■ WHAT YOU ARE ASKED TO DO
Please summarize the excerpt below in three sentences.

■ EXCERPTED TEXT
▼
However, Brownstein warns, “This week’s NPR/PBS NewsHour/Marist poll suggests that non-college-educated white women are essentially just as hostile as working-class white men to vanguard liberal ideas that have emerged in the 2020 Democratic presidential race. Those issues include a single-payer health-care plan that would eliminate private insurance, allowing undocumented immigrants access to any federally funded health-care plan, and decriminalizing unauthorized crossing of the U.S. border. Additionally, while recent polls by the nonpartisan Public Religion Research Institute show that these women don’t quite match the hostility of the men in their cohort to a wide array of demographic and social changes in the country, a majority agree on several ideas: that the growing number of immigrants threatens traditional American values, that the U.S. way of life must be protected against foreign influence, and that white people face as much discrimination as black people. All of those attitudes correlate with support for Trump.”

2 comments on “Political Strategy Notes

  1. Candace on

    I don’t know what percentages are, I havent taken any polls but there are people who find the president’s White Nationalism reassuring. You know he may be a horrible president but he wont come after them, which also makes them feel special, right? Being chosen over someone else no matter what the situation and details are has endless appeal for some.
    They also find him entertaining, saying similar kinds of things and they aren’t a danger to anyone, they’re role in society is the same as the president, haha.. so what’s the problem?

    So yeah when will someone talk to them about their belief that being white is going to protect them from what this administration is currently doing to those who are not? Like with surveillance and Muslims, what’s happening at the border and how black people are treated by law enforcement without any consequences: it is for everyone.
    Similarly, a response to what Trump said about Cummings, the squad and anything like it in the future should, I hope, include connecting how he will eventually treat us all the same way because he (and the Republicans) will.
    Encourage taking him seriously. His job and power are real. But also use his tweets and the attention they draw as an opportunity to spread unifying messages something like what AOC was saying in the press conference the squad gave. (The entire thing was quite good)
    you know fighting for everyone. No matter what the results of the election are we still have to live together.

  2. Victor on

    Democrats need white liberals in order to avoid them voting Green or other third party. Bold ideas can also help in mobilizing some parts of the minority vote.

    But both the Rust Belt and the Sun Belt strategies require higher turnout among groups that are not white liberals.

    Trump got more minority voters than Romney. In states like Florida if Trump manages to get a good deal of the Hispanic vote, like the Republican Governor and Senator did in 2018, then Democrats are in trouble. This is true in all of the Sun Belt.

    While white liberals want open borders, most Hispanics prefer comprehensive immigration reform.
▲
Stored data entries
▼
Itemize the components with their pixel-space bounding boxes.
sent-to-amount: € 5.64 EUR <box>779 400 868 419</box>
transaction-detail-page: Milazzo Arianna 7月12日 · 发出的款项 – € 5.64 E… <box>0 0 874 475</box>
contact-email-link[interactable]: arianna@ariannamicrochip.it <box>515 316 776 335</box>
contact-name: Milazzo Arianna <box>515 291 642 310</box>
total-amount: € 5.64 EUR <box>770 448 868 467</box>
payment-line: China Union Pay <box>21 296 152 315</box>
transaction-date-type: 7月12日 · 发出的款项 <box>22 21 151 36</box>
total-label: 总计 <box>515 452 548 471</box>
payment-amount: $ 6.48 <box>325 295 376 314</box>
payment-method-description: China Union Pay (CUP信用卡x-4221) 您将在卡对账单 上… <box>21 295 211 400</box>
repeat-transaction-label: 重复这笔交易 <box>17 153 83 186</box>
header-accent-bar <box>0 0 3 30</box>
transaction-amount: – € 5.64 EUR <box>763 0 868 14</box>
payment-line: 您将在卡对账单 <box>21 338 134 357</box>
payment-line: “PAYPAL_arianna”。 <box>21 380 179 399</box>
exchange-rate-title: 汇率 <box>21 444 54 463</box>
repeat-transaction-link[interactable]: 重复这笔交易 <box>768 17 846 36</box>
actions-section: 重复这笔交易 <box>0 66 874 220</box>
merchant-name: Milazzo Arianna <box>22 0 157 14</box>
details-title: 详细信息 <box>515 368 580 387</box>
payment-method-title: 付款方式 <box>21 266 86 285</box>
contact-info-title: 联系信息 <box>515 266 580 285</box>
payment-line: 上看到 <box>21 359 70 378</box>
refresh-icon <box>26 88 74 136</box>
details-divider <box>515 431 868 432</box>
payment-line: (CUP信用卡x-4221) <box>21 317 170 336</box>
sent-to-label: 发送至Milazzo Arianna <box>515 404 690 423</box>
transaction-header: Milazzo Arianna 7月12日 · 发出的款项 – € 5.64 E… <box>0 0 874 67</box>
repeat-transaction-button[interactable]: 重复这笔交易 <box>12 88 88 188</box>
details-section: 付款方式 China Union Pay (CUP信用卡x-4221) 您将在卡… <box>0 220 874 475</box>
▲
■ ANSWER
Brownstein warns that an NPR/PBS NewsHour/Marist poll suggests non-college-educated white women are about as hostile as working-class white men to liberal ideas from the 2020 Democratic race, such as single-payer health care, health-care access for undocumented immigrants, and decriminalizing unauthorized border crossings, and that most of these women hold several views that correlate with support for Trump. A commenter, Candace, says some people find the president's White Nationalism reassuring and hopes responses to him will show that he will eventually treat everyone the same way, while also using his tweets to spread unifying messages. Another commenter, Victor, argues that Democrats need white liberals but that both the Rust Belt and Sun Belt strategies require higher turnout among other groups, noting that Trump got more minority voters than Romney and that most Hispanics prefer comprehensive immigration reform while white liberals want open borders.